*READING TEXT*.
★ ★ ★ ★ ★ ★ ★

Topics: tobacco imports, trade tariffs, customs duties, import classification

Summary

Background

Importers (the appellants) and the board of appraisers disputed how to apply a tariff law that defines “wrapper” and “filler” leaf tobacco and sets different duty rates (for example, $1.85 per pound for wrapper and 35 cents per pound for some filler). The appellants argued that the imported bale — the form in which tobacco is traded — should be the unit of measurement, so small amounts of wrapper inside a bale would not trigger the higher wrapper duty. The board and Judge Lacombe classified tobacco by the leaf quality itself and assigned duties accordingly.

Reasoning

The core question was whether the statute taxes tobacco by the character of the leaves or by the commercial bale as the taxable unit, and how mixtures should be treated. The opinion reads the statutory language literally: all wrapper tobacco is subject to the higher wrapper rate, and filler that is mixed with more than fifteen percent wrapper is treated as wrapper for duty purposes. The Court rejected the appellants’ “bale as unit” argument, relying on the statute’s wording and prior decisions cited in the opinion, and concluded the statute was intended to prevent importing wrapper at lower filler rates.

★ ★ ★ ★ ★ ★ ★

*WHAT TO DO*.
a. According to the tobacco tariff summary, what duty rate per pound applies to wrapper tobacco?
b. Extend the tobacco tariff summary with the next part, starting after its final sentence.
The listing plays no part in this.

*DATA SEGMENT*.
★ ★ ★ ★ ★ ★ ★

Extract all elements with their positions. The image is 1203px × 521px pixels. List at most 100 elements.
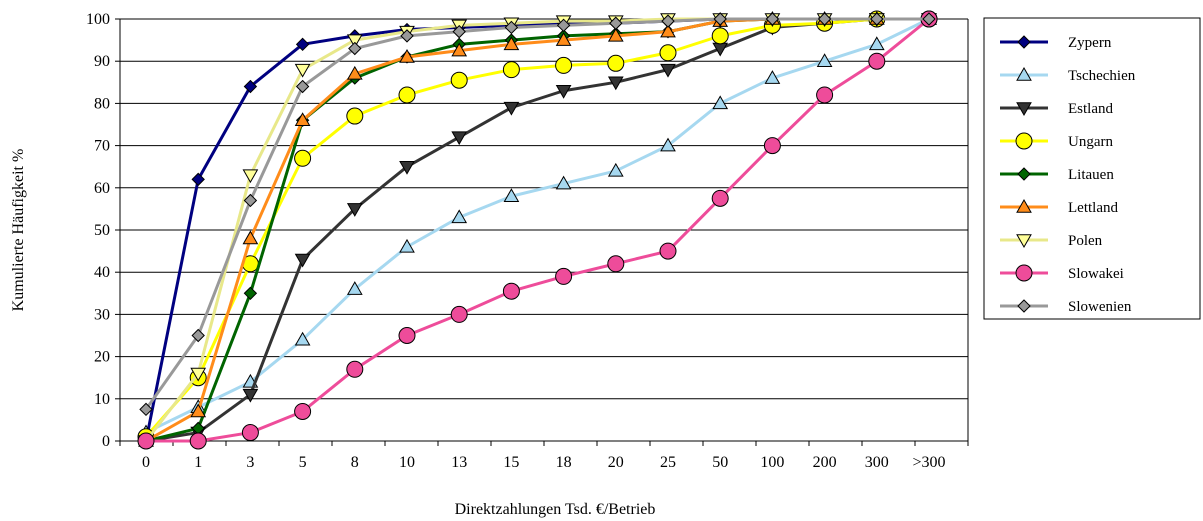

★ ★ ★ ★ ★ ★ ★

*OUTPUTS FOR THE TASKS*.
a. $1.85 per pound.

b.
Real world impact

The decision means importers cannot avoid higher wrapper duties by hiding wrapper leaves inside bales of filler. Customs collectors and traders must classify tobacco by the leaf content, not simply by how bales are labeled or packed. The Court answered the Circuit Court of Appeals’ certified questions in the affirmative, resolving the tariff classification dispute under the statute.